> _REQUIREMENTS_
Give only the count of lines containing "view".

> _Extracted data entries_
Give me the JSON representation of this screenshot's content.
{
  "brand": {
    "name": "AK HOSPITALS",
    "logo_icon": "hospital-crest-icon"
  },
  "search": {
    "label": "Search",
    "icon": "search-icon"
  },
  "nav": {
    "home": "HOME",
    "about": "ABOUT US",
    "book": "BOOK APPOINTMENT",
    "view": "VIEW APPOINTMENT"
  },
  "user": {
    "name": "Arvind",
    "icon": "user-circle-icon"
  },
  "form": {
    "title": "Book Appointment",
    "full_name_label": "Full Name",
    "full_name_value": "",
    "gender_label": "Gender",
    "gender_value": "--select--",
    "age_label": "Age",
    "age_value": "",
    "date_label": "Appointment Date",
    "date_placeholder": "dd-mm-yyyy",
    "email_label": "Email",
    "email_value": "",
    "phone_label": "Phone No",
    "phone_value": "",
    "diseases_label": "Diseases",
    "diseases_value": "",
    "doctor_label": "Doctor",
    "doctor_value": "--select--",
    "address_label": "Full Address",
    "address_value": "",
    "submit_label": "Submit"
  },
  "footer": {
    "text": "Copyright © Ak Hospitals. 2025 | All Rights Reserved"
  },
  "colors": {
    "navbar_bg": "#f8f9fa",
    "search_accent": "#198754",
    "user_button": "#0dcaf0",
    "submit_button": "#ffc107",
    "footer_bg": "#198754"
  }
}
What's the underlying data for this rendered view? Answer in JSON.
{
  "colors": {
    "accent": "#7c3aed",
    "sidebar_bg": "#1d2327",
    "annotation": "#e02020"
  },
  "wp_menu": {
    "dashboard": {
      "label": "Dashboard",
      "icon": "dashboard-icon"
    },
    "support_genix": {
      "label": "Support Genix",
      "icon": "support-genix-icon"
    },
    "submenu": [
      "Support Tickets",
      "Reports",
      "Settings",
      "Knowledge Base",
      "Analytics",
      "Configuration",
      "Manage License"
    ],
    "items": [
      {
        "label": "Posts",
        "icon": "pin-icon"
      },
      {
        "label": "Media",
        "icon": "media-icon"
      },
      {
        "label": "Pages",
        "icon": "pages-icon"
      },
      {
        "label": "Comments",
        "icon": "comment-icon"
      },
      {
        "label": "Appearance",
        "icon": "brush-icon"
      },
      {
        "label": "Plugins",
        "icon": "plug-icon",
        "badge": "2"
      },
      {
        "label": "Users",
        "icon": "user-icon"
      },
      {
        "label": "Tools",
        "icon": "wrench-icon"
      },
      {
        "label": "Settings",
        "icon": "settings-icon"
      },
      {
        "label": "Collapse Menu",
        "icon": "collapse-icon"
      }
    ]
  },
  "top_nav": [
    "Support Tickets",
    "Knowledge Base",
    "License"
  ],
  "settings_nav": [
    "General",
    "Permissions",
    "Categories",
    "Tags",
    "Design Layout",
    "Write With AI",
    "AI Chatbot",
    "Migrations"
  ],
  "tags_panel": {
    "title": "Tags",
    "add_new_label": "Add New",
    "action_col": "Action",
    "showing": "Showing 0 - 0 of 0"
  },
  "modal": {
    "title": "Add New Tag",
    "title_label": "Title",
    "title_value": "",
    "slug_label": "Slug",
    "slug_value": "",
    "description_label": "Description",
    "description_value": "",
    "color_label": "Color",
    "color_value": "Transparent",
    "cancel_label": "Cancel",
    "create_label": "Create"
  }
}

> _WRITTEN SOLUTION_
2